• **Your instructions**: Please give the listing again in its entirety, exactly as written.

• **Data records**:
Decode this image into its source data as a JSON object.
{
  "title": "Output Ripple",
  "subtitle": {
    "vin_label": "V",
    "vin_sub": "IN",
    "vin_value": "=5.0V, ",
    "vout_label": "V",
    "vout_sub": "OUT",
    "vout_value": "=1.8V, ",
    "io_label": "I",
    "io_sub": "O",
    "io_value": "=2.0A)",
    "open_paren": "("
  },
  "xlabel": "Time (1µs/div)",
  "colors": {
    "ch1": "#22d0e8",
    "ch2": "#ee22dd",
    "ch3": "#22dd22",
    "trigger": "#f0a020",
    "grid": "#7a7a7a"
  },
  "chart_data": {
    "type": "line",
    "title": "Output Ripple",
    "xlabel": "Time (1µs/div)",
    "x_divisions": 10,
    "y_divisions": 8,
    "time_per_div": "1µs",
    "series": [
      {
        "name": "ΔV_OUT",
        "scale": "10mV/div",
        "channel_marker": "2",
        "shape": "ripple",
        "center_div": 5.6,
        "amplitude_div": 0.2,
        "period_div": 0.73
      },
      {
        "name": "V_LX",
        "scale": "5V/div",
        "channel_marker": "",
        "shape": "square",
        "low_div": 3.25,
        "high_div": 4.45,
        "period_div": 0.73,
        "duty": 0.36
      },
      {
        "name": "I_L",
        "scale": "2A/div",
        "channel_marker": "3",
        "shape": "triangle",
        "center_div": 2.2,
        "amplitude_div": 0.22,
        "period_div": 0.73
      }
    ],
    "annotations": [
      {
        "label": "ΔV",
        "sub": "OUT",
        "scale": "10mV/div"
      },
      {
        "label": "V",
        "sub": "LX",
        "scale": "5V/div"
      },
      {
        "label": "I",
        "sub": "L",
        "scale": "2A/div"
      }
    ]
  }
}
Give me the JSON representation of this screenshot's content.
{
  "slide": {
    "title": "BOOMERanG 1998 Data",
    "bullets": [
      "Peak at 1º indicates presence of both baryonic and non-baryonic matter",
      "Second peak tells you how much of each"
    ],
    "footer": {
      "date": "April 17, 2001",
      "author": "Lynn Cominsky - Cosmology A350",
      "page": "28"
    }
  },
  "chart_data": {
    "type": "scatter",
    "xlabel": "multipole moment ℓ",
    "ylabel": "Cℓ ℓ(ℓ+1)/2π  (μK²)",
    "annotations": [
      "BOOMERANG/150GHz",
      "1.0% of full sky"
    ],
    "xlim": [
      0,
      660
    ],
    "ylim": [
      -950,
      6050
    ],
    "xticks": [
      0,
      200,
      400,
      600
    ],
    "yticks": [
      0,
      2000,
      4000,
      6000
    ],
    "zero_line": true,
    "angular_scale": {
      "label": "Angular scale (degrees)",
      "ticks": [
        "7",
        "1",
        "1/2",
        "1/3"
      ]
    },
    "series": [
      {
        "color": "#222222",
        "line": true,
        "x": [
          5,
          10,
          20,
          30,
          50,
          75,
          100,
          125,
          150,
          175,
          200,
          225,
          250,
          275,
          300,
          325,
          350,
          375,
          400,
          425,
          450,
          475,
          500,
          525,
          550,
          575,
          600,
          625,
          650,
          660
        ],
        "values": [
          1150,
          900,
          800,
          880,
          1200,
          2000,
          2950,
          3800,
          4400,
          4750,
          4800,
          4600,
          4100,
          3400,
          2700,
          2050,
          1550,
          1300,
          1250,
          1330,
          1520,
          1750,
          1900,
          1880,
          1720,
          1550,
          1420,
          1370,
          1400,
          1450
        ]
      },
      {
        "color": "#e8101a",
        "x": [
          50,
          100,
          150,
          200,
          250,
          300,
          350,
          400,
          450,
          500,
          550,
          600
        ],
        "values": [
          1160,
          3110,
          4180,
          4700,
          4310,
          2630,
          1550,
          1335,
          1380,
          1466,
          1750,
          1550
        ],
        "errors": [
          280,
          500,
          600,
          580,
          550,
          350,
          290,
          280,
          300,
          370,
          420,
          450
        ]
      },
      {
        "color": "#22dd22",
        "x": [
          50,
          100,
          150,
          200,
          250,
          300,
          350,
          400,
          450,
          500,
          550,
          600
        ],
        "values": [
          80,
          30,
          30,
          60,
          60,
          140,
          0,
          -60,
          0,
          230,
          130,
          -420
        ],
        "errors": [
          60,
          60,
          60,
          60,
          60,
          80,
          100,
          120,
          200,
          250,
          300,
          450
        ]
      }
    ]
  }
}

• **Worked answer**:
Decode this image into its source data as a JSON object.
{
  "title": "Output Ripple",
  "subtitle": {
    "vin_label": "V",
    "vin_sub": "IN",
    "vin_value": "=5.0V, ",
    "vout_label": "V",
    "vout_sub": "OUT",
    "vout_value": "=1.8V, ",
    "io_label": "I",
    "io_sub": "O",
    "io_value": "=2.0A)",
    "open_paren": "("
  },
  "xlabel": "Time (1µs/div)",
  "colors": {
    "ch1": "#22d0e8",
    "ch2": "#ee22dd",
    "ch3": "#22dd22",
    "trigger": "#f0a020",
    "grid": "#7a7a7a"
  },
  "chart_data": {
    "type": "line",
    "title": "Output Ripple",
    "xlabel": "Time (1µs/div)",
    "x_divisions": 10,
    "y_divisions": 8,
    "time_per_div": "1µs",
    "series": [
      {
        "name": "ΔV_OUT",
        "scale": "10mV/div",
        "channel_marker": "2",
        "shape": "ripple",
        "center_div": 5.6,
        "amplitude_div": 0.2,
        "period_div": 0.73
      },
      {
        "name": "V_LX",
        "scale": "5V/div",
        "channel_marker": "",
        "shape": "square",
        "low_div": 3.25,
        "high_div": 4.45,
        "period_div": 0.73,
        "duty": 0.36
      },
      {
        "name": "I_L",
        "scale": "2A/div",
        "channel_marker": "3",
        "shape": "triangle",
        "center_div": 2.2,
        "amplitude_div": 0.22,
        "period_div": 0.73
      }
    ],
    "annotations": [
      {
        "label": "ΔV",
        "sub": "OUT",
        "scale": "10mV/div"
      },
      {
        "label": "V",
        "sub": "LX",
        "scale": "5V/div"
      },
      {
        "label": "I",
        "sub": "L",
        "scale": "2A/div"
      }
    ]
  }
}
Give me the JSON representation of this screenshot's content.
{
  "slide": {
    "title": "BOOMERanG 1998 Data",
    "bullets": [
      "Peak at 1º indicates presence of both baryonic and non-baryonic matter",
      "Second peak tells you how much of each"
    ],
    "footer": {
      "date": "April 17, 2001",
      "author": "Lynn Cominsky - Cosmology A350",
      "page": "28"
    }
  },
  "chart_data": {
    "type": "scatter",
    "xlabel": "multipole moment ℓ",
    "ylabel": "Cℓ ℓ(ℓ+1)/2π  (μK²)",
    "annotations": [
      "BOOMERANG/150GHz",
      "1.0% of full sky"
    ],
    "xlim": [
      0,
      660
    ],
    "ylim": [
      -950,
      6050
    ],
    "xticks": [
      0,
      200,
      400,
      600
    ],
    "yticks": [
      0,
      2000,
      4000,
      6000
    ],
    "zero_line": true,
    "angular_scale": {
      "label": "Angular scale (degrees)",
      "ticks": [
        "7",
        "1",
        "1/2",
        "1/3"
      ]
    },
    "series": [
      {
        "color": "#222222",
        "line": true,
        "x": [
          5,
          10,
          20,
          30,
          50,
          75,
          100,
          125,
          150,
          175,
          200,
          225,
          250,
          275,
          300,
          325,
          350,
          375,
          400,
          425,
          450,
          475,
          500,
          525,
          550,
          575,
          600,
          625,
          650,
          660
        ],
        "values": [
          1150,
          900,
          800,
          880,
          1200,
          2000,
          2950,
          3800,
          4400,
          4750,
          4800,
          4600,
          4100,
          3400,
          2700,
          2050,
          1550,
          1300,
          1250,
          1330,
          1520,
          1750,
          1900,
          1880,
          1720,
          1550,
          1420,
          1370,
          1400,
          1450
        ]
      },
      {
        "color": "#e8101a",
        "x": [
          50,
          100,
          150,
          200,
          250,
          300,
          350,
          400,
          450,
          500,
          550,
          600
        ],
        "values": [
          1160,
          3110,
          4180,
          4700,
          4310,
          2630,
          1550,
          1335,
          1380,
          1466,
          1750,
          1550
        ],
        "errors": [
          280,
          500,
          600,
          580,
          550,
          350,
          290,
          280,
          300,
          370,
          420,
          450
        ]
      },
      {
        "color": "#22dd22",
        "x": [
          50,
          100,
          150,
          200,
          250,
          300,
          350,
          400,
          450,
          500,
          550,
          600
        ],
        "values": [
          80,
          30,
          30,
          60,
          60,
          140,
          0,
          -60,
          0,
          230,
          130,
          -420
        ],
        "errors": [
          60,
          60,
          60,
          60,
          60,
          80,
          100,
          120,
          200,
          250,
          300,
          450
        ]
      }
    ]
  }
}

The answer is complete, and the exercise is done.